*TASK BRIEF:* Exactly as given, repeat all of the entries.

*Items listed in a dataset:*
——————————
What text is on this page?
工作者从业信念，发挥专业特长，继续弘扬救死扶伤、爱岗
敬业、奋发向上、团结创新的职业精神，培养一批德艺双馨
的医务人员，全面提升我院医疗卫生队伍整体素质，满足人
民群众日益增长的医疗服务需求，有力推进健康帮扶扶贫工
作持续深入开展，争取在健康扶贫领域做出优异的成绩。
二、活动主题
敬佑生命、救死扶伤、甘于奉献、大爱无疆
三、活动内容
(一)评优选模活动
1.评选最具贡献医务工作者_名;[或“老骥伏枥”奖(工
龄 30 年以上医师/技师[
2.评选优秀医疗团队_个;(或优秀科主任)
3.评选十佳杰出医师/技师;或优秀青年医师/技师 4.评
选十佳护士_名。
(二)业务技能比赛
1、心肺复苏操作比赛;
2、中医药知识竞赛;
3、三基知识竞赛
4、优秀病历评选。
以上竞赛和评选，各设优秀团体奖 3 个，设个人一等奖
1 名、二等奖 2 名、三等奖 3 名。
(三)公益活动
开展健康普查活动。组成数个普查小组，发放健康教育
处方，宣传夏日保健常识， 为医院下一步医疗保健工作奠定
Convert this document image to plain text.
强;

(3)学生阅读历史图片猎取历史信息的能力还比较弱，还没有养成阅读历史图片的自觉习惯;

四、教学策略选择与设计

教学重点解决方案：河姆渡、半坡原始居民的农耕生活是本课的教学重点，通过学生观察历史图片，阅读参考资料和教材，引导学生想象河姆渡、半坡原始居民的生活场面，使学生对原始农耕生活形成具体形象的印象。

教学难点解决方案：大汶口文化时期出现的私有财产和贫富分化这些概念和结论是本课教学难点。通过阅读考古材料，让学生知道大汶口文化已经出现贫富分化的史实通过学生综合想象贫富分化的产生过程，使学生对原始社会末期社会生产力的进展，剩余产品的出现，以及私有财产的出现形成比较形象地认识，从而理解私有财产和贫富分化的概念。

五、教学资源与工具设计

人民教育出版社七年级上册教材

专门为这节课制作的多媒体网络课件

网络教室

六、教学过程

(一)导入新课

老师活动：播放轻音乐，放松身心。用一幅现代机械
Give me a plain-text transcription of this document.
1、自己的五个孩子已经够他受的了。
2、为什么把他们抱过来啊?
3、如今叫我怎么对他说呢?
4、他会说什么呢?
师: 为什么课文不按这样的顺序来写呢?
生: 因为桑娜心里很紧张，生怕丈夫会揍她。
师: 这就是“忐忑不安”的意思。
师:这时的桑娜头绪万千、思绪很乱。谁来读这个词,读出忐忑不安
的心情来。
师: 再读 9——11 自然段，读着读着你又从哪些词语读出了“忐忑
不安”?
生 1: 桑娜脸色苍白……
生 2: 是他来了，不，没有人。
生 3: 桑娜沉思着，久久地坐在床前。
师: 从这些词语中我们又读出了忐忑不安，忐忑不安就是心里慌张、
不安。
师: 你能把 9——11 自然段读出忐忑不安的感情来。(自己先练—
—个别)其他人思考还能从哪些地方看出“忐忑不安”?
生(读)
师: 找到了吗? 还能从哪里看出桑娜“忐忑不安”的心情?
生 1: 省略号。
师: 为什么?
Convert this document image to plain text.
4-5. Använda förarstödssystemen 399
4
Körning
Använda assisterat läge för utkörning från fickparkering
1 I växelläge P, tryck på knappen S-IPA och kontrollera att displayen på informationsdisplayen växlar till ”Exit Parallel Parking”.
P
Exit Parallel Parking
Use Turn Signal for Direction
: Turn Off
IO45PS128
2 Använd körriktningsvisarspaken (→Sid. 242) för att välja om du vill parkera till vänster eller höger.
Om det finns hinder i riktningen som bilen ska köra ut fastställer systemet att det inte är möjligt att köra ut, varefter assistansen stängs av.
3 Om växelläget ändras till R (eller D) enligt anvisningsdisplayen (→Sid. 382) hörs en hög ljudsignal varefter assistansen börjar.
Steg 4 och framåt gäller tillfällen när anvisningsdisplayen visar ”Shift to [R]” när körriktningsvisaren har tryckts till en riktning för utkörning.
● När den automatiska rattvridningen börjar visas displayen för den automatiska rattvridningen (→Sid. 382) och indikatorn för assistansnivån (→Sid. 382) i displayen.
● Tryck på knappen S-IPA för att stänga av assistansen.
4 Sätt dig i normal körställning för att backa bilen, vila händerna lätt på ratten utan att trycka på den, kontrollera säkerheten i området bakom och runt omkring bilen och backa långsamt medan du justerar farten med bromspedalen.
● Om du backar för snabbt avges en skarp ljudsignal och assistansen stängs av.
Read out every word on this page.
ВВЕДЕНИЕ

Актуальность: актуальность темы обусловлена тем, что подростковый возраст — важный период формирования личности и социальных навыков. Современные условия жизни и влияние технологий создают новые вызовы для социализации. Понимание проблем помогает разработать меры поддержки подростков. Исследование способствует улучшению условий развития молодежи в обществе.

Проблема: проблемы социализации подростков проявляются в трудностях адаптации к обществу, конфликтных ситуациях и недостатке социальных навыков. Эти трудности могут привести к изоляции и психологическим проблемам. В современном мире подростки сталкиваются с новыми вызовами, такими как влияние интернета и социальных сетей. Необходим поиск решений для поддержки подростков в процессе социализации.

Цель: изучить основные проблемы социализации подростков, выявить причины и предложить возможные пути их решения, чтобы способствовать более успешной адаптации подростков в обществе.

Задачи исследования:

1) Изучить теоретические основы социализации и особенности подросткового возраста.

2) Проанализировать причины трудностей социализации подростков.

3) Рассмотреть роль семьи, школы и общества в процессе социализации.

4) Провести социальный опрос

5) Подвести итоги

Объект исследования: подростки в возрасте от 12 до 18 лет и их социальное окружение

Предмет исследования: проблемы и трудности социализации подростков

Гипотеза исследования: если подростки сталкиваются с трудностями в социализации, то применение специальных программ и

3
——————————
*CORRECT ANSWER:*
What text is on this page?
工作者从业信念，发挥专业特长，继续弘扬救死扶伤、爱岗
敬业、奋发向上、团结创新的职业精神，培养一批德艺双馨
的医务人员，全面提升我院医疗卫生队伍整体素质，满足人
民群众日益增长的医疗服务需求，有力推进健康帮扶扶贫工
作持续深入开展，争取在健康扶贫领域做出优异的成绩。
二、活动主题
敬佑生命、救死扶伤、甘于奉献、大爱无疆
三、活动内容
(一)评优选模活动
1.评选最具贡献医务工作者_名;[或“老骥伏枥”奖(工
龄 30 年以上医师/技师[
2.评选优秀医疗团队_个;(或优秀科主任)
3.评选十佳杰出医师/技师;或优秀青年医师/技师 4.评
选十佳护士_名。
(二)业务技能比赛
1、心肺复苏操作比赛;
2、中医药知识竞赛;
3、三基知识竞赛
4、优秀病历评选。
以上竞赛和评选，各设优秀团体奖 3 个，设个人一等奖
1 名、二等奖 2 名、三等奖 3 名。
(三)公益活动
开展健康普查活动。组成数个普查小组，发放健康教育
处方，宣传夏日保健常识， 为医院下一步医疗保健工作奠定
Convert this document image to plain text.
强;

(3)学生阅读历史图片猎取历史信息的能力还比较弱，还没有养成阅读历史图片的自觉习惯;

四、教学策略选择与设计

教学重点解决方案：河姆渡、半坡原始居民的农耕生活是本课的教学重点，通过学生观察历史图片，阅读参考资料和教材，引导学生想象河姆渡、半坡原始居民的生活场面，使学生对原始农耕生活形成具体形象的印象。

教学难点解决方案：大汶口文化时期出现的私有财产和贫富分化这些概念和结论是本课教学难点。通过阅读考古材料，让学生知道大汶口文化已经出现贫富分化的史实通过学生综合想象贫富分化的产生过程，使学生对原始社会末期社会生产力的进展，剩余产品的出现，以及私有财产的出现形成比较形象地认识，从而理解私有财产和贫富分化的概念。

五、教学资源与工具设计

人民教育出版社七年级上册教材

专门为这节课制作的多媒体网络课件

网络教室

六、教学过程

(一)导入新课

老师活动：播放轻音乐，放松身心。用一幅现代机械
Give me a plain-text transcription of this document.
1、自己的五个孩子已经够他受的了。
2、为什么把他们抱过来啊?
3、如今叫我怎么对他说呢?
4、他会说什么呢?
师: 为什么课文不按这样的顺序来写呢?
生: 因为桑娜心里很紧张，生怕丈夫会揍她。
师: 这就是“忐忑不安”的意思。
师:这时的桑娜头绪万千、思绪很乱。谁来读这个词,读出忐忑不安
的心情来。
师: 再读 9——11 自然段，读着读着你又从哪些词语读出了“忐忑
不安”?
生 1: 桑娜脸色苍白……
生 2: 是他来了，不，没有人。
生 3: 桑娜沉思着，久久地坐在床前。
师: 从这些词语中我们又读出了忐忑不安，忐忑不安就是心里慌张、
不安。
师: 你能把 9——11 自然段读出忐忑不安的感情来。(自己先练—
—个别)其他人思考还能从哪些地方看出“忐忑不安”?
生(读)
师: 找到了吗? 还能从哪里看出桑娜“忐忑不安”的心情?
生 1: 省略号。
师: 为什么?
Convert this document image to plain text.
4-5. Använda förarstödssystemen 399
4
Körning
Använda assisterat läge för utkörning från fickparkering
1 I växelläge P, tryck på knappen S-IPA och kontrollera att displayen på informationsdisplayen växlar till ”Exit Parallel Parking”.
P
Exit Parallel Parking
Use Turn Signal for Direction
: Turn Off
IO45PS128
2 Använd körriktningsvisarspaken (→Sid. 242) för att välja om du vill parkera till vänster eller höger.
Om det finns hinder i riktningen som bilen ska köra ut fastställer systemet att det inte är möjligt att köra ut, varefter assistansen stängs av.
3 Om växelläget ändras till R (eller D) enligt anvisningsdisplayen (→Sid. 382) hörs en hög ljudsignal varefter assistansen börjar.
Steg 4 och framåt gäller tillfällen när anvisningsdisplayen visar ”Shift to [R]” när körriktningsvisaren har tryckts till en riktning för utkörning.
● När den automatiska rattvridningen börjar visas displayen för den automatiska rattvridningen (→Sid. 382) och indikatorn för assistansnivån (→Sid. 382) i displayen.
● Tryck på knappen S-IPA för att stänga av assistansen.
4 Sätt dig i normal körställning för att backa bilen, vila händerna lätt på ratten utan att trycka på den, kontrollera säkerheten i området bakom och runt omkring bilen och backa långsamt medan du justerar farten med bromspedalen.
● Om du backar för snabbt avges en skarp ljudsignal och assistansen stängs av.
Read out every word on this page.
ВВЕДЕНИЕ

Актуальность: актуальность темы обусловлена тем, что подростковый возраст — важный период формирования личности и социальных навыков. Современные условия жизни и влияние технологий создают новые вызовы для социализации. Понимание проблем помогает разработать меры поддержки подростков. Исследование способствует улучшению условий развития молодежи в обществе.

Проблема: проблемы социализации подростков проявляются в трудностях адаптации к обществу, конфликтных ситуациях и недостатке социальных навыков. Эти трудности могут привести к изоляции и психологическим проблемам. В современном мире подростки сталкиваются с новыми вызовами, такими как влияние интернета и социальных сетей. Необходим поиск решений для поддержки подростков в процессе социализации.

Цель: изучить основные проблемы социализации подростков, выявить причины и предложить возможные пути их решения, чтобы способствовать более успешной адаптации подростков в обществе.

Задачи исследования:

1) Изучить теоретические основы социализации и особенности подросткового возраста.

2) Проанализировать причины трудностей социализации подростков.

3) Рассмотреть роль семьи, школы и общества в процессе социализации.

4) Провести социальный опрос

5) Подвести итоги

Объект исследования: подростки в возрасте от 12 до 18 лет и их социальное окружение

Предмет исследования: проблемы и трудности социализации подростков

Гипотеза исследования: если подростки сталкиваются с трудностями в социализации, то применение специальных программ и

3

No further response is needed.